— Stored records —
>> Begin
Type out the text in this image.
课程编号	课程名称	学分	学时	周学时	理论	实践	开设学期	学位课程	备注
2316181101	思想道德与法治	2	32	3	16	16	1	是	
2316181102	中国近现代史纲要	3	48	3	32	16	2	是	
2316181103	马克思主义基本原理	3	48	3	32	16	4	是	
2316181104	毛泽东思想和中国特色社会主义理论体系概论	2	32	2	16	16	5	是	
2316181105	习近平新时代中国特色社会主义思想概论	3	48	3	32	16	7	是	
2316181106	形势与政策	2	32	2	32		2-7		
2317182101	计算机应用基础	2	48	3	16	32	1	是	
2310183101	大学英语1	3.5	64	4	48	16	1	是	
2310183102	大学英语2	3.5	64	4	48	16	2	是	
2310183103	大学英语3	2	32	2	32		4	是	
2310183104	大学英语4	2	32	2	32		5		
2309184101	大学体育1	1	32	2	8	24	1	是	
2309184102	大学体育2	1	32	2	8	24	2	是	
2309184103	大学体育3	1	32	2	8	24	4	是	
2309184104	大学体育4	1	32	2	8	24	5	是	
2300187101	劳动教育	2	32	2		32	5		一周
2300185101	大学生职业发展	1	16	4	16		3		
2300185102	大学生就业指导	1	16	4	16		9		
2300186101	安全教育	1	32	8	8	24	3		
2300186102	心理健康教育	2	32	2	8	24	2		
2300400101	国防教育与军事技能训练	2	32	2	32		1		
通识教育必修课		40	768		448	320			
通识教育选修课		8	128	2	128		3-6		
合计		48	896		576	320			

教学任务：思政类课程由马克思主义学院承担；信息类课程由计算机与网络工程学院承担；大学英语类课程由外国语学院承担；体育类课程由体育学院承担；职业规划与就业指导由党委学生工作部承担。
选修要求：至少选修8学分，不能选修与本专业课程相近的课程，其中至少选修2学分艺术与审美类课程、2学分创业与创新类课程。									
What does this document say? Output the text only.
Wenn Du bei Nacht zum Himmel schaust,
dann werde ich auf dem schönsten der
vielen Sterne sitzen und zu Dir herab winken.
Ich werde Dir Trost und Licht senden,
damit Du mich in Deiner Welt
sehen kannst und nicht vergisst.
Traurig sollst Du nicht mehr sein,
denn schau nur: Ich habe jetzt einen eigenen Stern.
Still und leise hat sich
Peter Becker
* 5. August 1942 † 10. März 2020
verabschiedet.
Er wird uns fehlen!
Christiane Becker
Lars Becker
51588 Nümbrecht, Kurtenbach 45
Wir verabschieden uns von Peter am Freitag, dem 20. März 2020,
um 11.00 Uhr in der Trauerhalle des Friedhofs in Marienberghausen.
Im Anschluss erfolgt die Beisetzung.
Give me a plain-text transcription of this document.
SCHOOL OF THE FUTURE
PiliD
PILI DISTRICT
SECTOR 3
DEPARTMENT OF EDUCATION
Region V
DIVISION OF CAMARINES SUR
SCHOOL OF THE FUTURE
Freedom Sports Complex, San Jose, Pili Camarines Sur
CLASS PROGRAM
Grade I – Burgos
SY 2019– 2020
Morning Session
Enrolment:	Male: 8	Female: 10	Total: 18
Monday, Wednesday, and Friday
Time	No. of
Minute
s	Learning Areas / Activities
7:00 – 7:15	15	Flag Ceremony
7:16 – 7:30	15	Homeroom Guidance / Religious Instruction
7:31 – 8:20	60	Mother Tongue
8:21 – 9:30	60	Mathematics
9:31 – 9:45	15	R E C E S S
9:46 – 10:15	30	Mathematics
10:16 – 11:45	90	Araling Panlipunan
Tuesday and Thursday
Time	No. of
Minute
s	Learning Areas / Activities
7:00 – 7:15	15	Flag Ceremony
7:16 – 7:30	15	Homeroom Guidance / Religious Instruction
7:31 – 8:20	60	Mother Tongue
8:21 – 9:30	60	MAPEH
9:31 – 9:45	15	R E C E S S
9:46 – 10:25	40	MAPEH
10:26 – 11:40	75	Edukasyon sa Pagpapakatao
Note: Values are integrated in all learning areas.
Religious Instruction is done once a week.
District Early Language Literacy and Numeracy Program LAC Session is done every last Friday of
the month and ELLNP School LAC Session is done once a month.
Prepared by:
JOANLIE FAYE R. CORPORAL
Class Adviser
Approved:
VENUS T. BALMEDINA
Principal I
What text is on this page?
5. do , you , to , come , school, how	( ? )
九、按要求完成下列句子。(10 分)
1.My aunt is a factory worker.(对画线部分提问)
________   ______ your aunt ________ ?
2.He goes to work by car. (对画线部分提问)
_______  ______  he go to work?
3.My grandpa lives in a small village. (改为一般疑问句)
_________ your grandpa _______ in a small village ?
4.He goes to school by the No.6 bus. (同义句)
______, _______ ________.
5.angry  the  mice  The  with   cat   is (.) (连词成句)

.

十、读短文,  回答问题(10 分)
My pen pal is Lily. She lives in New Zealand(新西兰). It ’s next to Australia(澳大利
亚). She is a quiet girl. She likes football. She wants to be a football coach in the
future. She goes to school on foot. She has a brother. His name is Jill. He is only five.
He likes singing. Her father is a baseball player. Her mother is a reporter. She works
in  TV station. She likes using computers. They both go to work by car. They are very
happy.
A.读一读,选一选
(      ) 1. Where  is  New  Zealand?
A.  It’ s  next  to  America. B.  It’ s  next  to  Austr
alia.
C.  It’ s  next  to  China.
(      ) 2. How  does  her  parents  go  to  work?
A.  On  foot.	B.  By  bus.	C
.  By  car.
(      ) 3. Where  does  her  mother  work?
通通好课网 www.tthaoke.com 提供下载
>> End
— Exercise prompt —
Copy each line of the listing that contains the string "What".

— Complete output —
What does this document say? Output the text only.
What text is on this page?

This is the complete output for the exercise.